> _TASK GOAL_
Select from the data all lines with the word "text".

> _EXTRACTED INFORMATION_
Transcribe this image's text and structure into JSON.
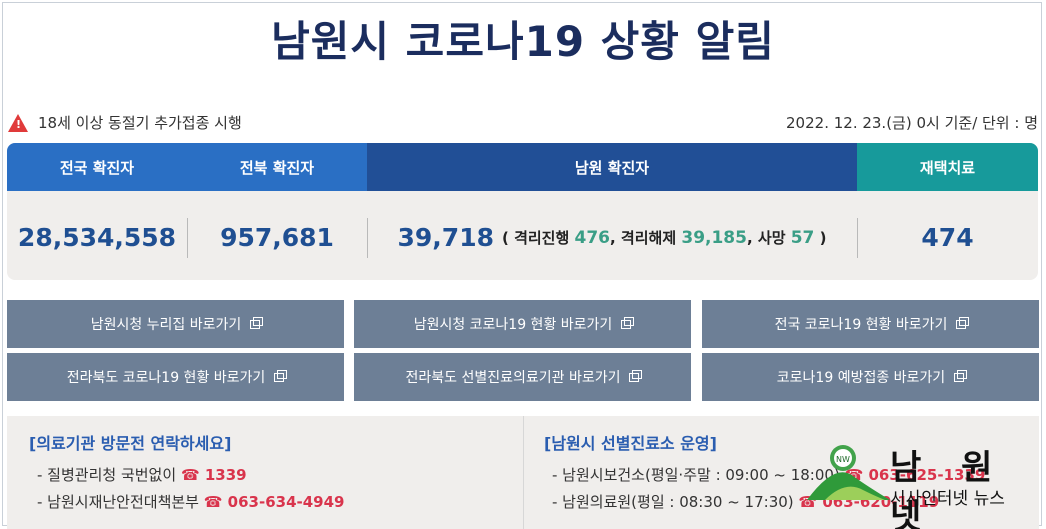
{
  "title": "남원시 코로나19 상황 알림",
  "notice": {
    "text": "18세 이상 동절기 추가접종 시행",
    "date": "2022. 12. 23.(금) 0시 기준/ 단위 : 명"
  },
  "stats": {
    "national_label": "전국 확진자",
    "national_value": "28,534,558",
    "jeonbuk_label": "전북 확진자",
    "jeonbuk_value": "957,681",
    "namwon_label": "남원 확진자",
    "namwon_value": "39,718",
    "namwon_detail": {
      "open": "( 격리진행 ",
      "in_isolation": "476",
      "released_label": ", 격리해제 ",
      "released": "39,185",
      "death_label": ", 사망 ",
      "deaths": "57",
      "close": " )"
    },
    "home_label": "재택치료",
    "home_value": "474"
  },
  "links": [
    "남원시청 누리집 바로가기",
    "남원시청 코로나19 현황 바로가기",
    "전국 코로나19 현황 바로가기",
    "전라북도 코로나19 현황 바로가기",
    "전라북도 선별진료의료기관 바로가기",
    "코로나19 예방접종 바로가기"
  ],
  "contact_left": {
    "title": "[의료기관 방문전 연락하세요]",
    "line1_label": "- 질병관리청 국번없이",
    "line1_tel": "☎ 1339",
    "line2_label": "- 남원시재난안전대책본부",
    "line2_tel": "☎ 063-634-4949"
  },
  "contact_right": {
    "title": "[남원시 선별진료소 운영]",
    "line1_label": "- 남원시보건소(평일·주말 : 09:00 ~ 18:00)",
    "line1_tel": "☎ 063-625-1339",
    "line2_label": "- 남원의료원(평일 : 08:30 ~ 17:30)",
    "line2_tel": "☎ 063-620-1119"
  },
  "logo": {
    "name": "남 원 넷",
    "sub": "시사인터넷 뉴스",
    "badge": "NW"
  },
  "colors": {
    "title": "#1b2d5e",
    "header_blue": "#2a6fc4",
    "header_navy": "#214f96",
    "header_teal": "#179a9b",
    "value_blue": "#1f4f92",
    "accent_green": "#3a9e86",
    "link_button": "#6d7f96",
    "tel_red": "#d9344c"
  }
}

> _EXPECTED ANSWER_
Transcribe this image's text and structure into JSON.
    "text": "18세 이상 동절기 추가접종 시행",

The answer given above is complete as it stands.